-------- SUPPLIED MATERIAL
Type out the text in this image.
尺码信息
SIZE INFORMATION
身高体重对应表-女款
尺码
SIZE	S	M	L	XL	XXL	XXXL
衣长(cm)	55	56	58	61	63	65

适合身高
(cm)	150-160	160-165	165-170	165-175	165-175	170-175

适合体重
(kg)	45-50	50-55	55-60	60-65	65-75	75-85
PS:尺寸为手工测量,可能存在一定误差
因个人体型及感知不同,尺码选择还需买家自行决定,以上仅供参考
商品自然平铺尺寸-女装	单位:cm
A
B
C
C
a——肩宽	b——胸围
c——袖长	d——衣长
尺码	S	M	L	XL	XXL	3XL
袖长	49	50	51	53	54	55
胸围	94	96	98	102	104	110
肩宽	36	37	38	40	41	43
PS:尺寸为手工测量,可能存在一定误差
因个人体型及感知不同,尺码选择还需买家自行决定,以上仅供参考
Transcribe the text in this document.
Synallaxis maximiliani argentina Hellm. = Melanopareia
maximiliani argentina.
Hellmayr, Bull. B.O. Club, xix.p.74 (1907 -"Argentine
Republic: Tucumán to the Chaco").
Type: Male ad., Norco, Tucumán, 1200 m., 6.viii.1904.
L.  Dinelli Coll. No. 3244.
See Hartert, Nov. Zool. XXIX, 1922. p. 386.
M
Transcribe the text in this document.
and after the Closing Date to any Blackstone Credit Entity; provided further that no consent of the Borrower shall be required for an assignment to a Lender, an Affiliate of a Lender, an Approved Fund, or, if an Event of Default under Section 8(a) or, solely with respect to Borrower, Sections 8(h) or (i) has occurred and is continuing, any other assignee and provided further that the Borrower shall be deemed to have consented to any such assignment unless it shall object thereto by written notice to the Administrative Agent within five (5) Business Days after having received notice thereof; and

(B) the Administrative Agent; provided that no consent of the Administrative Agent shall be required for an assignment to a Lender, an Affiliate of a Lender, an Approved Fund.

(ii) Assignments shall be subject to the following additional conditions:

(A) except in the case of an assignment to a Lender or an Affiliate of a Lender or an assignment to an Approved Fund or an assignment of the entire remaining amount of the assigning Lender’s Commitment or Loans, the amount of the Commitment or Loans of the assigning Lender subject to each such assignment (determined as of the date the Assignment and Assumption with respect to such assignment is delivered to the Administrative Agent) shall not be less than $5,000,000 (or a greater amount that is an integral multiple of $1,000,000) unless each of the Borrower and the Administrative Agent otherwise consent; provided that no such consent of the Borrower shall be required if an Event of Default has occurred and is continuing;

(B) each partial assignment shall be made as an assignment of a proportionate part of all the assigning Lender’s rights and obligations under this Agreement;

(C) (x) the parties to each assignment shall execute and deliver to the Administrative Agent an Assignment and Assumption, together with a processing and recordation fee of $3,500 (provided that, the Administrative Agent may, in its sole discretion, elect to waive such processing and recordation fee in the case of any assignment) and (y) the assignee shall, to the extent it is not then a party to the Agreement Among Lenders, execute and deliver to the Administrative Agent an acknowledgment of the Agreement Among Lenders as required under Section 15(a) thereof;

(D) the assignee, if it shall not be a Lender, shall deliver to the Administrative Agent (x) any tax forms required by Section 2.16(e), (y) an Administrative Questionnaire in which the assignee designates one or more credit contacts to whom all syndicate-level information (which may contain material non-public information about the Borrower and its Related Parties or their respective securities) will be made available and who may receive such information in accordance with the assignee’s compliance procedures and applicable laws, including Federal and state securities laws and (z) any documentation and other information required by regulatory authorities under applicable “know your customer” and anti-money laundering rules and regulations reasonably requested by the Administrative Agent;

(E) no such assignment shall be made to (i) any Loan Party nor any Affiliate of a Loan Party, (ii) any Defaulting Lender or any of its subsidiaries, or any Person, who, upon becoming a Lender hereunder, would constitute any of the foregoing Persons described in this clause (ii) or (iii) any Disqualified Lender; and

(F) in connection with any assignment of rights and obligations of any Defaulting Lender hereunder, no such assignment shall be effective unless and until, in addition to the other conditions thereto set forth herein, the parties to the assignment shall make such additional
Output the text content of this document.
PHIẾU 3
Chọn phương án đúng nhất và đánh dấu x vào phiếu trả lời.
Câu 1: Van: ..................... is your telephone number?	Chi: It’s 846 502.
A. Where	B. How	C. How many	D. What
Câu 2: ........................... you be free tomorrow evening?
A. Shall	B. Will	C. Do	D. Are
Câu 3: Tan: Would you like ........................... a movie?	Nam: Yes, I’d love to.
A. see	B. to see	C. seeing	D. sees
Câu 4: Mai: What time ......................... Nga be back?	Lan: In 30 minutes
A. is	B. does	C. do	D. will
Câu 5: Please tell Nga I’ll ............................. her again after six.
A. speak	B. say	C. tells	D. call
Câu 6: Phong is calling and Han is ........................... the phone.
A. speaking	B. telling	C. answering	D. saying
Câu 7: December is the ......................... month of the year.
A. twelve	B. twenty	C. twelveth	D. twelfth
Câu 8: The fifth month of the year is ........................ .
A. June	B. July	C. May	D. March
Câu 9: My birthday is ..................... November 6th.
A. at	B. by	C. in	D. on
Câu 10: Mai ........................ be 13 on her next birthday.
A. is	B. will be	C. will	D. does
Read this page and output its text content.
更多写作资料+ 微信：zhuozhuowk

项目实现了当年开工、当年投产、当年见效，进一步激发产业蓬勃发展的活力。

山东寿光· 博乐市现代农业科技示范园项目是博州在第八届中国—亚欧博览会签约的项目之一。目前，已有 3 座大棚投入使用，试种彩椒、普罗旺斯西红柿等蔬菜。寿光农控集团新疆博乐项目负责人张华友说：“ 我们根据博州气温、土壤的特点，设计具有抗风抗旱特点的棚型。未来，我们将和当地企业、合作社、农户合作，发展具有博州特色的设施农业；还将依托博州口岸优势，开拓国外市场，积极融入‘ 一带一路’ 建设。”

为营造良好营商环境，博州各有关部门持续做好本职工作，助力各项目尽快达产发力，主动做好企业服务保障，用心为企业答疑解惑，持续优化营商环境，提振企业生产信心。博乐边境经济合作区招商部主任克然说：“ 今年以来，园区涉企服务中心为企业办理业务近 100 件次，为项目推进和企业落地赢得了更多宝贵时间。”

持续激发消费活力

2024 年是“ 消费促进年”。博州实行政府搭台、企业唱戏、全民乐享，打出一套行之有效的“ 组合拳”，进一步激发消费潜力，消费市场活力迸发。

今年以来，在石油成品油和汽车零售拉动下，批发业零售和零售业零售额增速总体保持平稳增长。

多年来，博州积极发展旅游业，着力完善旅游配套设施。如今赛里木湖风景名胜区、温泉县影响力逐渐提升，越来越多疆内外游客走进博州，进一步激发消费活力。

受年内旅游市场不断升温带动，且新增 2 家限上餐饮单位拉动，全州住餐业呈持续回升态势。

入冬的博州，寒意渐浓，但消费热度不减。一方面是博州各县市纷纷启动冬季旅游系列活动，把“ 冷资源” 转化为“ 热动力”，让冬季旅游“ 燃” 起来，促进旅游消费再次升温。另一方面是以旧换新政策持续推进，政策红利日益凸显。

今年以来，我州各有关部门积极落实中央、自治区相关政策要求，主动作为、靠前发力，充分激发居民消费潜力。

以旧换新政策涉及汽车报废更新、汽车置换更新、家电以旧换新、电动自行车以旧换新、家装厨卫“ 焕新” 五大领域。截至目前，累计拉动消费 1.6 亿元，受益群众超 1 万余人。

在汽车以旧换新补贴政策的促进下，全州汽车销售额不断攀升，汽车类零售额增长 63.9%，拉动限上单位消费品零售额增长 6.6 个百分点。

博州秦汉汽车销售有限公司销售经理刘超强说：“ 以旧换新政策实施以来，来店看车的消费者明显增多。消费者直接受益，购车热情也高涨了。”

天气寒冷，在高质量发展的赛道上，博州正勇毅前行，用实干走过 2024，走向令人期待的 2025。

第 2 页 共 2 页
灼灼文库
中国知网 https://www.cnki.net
----------------
Copy every line of the listing containing the string "今年以来".

为营造良好营商环境，博州各有关部门持续做好本职工作，助力各项目尽快达产发力，主动做好企业服务保障，用心为企业答疑解惑，持续优化营商环境，提振企业生产信心。博乐边境经济合作区招商部主任克然说：“ 今年以来，园区涉企服务中心为企业办理业务近 100 件次，为项目推进和企业落地赢得了更多宝贵时间。”
今年以来，在石油成品油和汽车零售拉动下，批发业零售和零售业零售额增速总体保持平稳增长。
今年以来，我州各有关部门积极落实中央、自治区相关政策要求，主动作为、靠前发力，充分激发居民消费潜力。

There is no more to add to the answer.